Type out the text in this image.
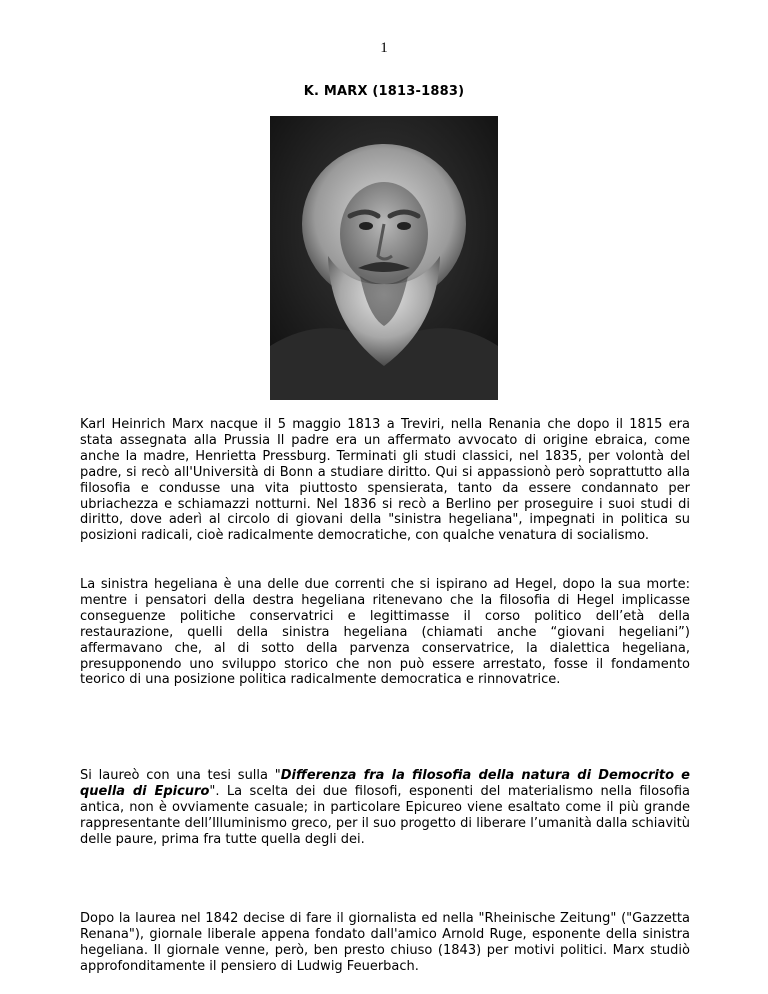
1
K. MARX (1813-1883)

Karl Heinrich Marx nacque il 5 maggio 1813 a Treviri, nella Renania che dopo il 1815 era stata assegnata alla Prussia Il padre era un affermato avvocato di origine ebraica, come anche la madre, Henrietta Pressburg. Terminati gli studi classici, nel 1835, per volontà del padre, si recò all'Università di Bonn a studiare diritto. Qui si appassionò però soprattutto alla filosofia e condusse una vita piuttosto spensierata, tanto da essere condannato per ubriachezza e schiamazzi notturni. Nel 1836 si recò a Berlino per proseguire i suoi studi di diritto, dove aderì al circolo di giovani della "sinistra hegeliana", impegnati in politica su posizioni radicali, cioè radicalmente democratiche, con qualche venatura di socialismo.

La sinistra hegeliana è una delle due correnti che si ispirano ad Hegel, dopo la sua morte: mentre i pensatori della destra hegeliana ritenevano che la filosofia di Hegel implicasse conseguenze politiche conservatrici e legittimasse il corso politico dell’età della restaurazione, quelli della sinistra hegeliana (chiamati anche “giovani hegeliani”) affermavano che, al di sotto della parvenza conservatrice, la dialettica hegeliana, presupponendo uno sviluppo storico che non può essere arrestato, fosse il fondamento teorico di una posizione politica radicalmente democratica e rinnovatrice.

Si laureò con una tesi sulla "Differenza fra la filosofia della natura di Democrito e quella di Epicuro". La scelta dei due filosofi, esponenti del materialismo nella filosofia antica, non è ovviamente casuale; in particolare Epicureo viene esaltato come il più grande rappresentante dell’Illuminismo greco, per il suo progetto di liberare l’umanità dalla schiavitù delle paure, prima fra tutte quella degli dei.

Dopo la laurea nel 1842 decise di fare il giornalista ed nella "Rheinische Zeitung" ("Gazzetta Renana"), giornale liberale appena fondato dall'amico Arnold Ruge, esponente della sinistra hegeliana. Il giornale venne, però, ben presto chiuso (1843) per motivi politici. Marx studiò approfonditamente il pensiero di Ludwig Feuerbach.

_ _ _

▶ What this task involves
Every line should be retyped exactly, with the pictures omitted.

▶ In response
Type out the text in this image.
1
K. MARX (1813-1883)

Karl Heinrich Marx nacque il 5 maggio 1813 a Treviri, nella Renania che dopo il 1815 era stata assegnata alla Prussia Il padre era un affermato avvocato di origine ebraica, come anche la madre, Henrietta Pressburg. Terminati gli studi classici, nel 1835, per volontà del padre, si recò all'Università di Bonn a studiare diritto. Qui si appassionò però soprattutto alla filosofia e condusse una vita piuttosto spensierata, tanto da essere condannato per ubriachezza e schiamazzi notturni. Nel 1836 si recò a Berlino per proseguire i suoi studi di diritto, dove aderì al circolo di giovani della "sinistra hegeliana", impegnati in politica su posizioni radicali, cioè radicalmente democratiche, con qualche venatura di socialismo.

La sinistra hegeliana è una delle due correnti che si ispirano ad Hegel, dopo la sua morte: mentre i pensatori della destra hegeliana ritenevano che la filosofia di Hegel implicasse conseguenze politiche conservatrici e legittimasse il corso politico dell’età della restaurazione, quelli della sinistra hegeliana (chiamati anche “giovani hegeliani”) affermavano che, al di sotto della parvenza conservatrice, la dialettica hegeliana, presupponendo uno sviluppo storico che non può essere arrestato, fosse il fondamento teorico di una posizione politica radicalmente democratica e rinnovatrice.

Si laureò con una tesi sulla "Differenza fra la filosofia della natura di Democrito e quella di Epicuro". La scelta dei due filosofi, esponenti del materialismo nella filosofia antica, non è ovviamente casuale; in particolare Epicureo viene esaltato come il più grande rappresentante dell’Illuminismo greco, per il suo progetto di liberare l’umanità dalla schiavitù delle paure, prima fra tutte quella degli dei.

Dopo la laurea nel 1842 decise di fare il giornalista ed nella "Rheinische Zeitung" ("Gazzetta Renana"), giornale liberale appena fondato dall'amico Arnold Ruge, esponente della sinistra hegeliana. Il giornale venne, però, ben presto chiuso (1843) per motivi politici. Marx studiò approfonditamente il pensiero di Ludwig Feuerbach.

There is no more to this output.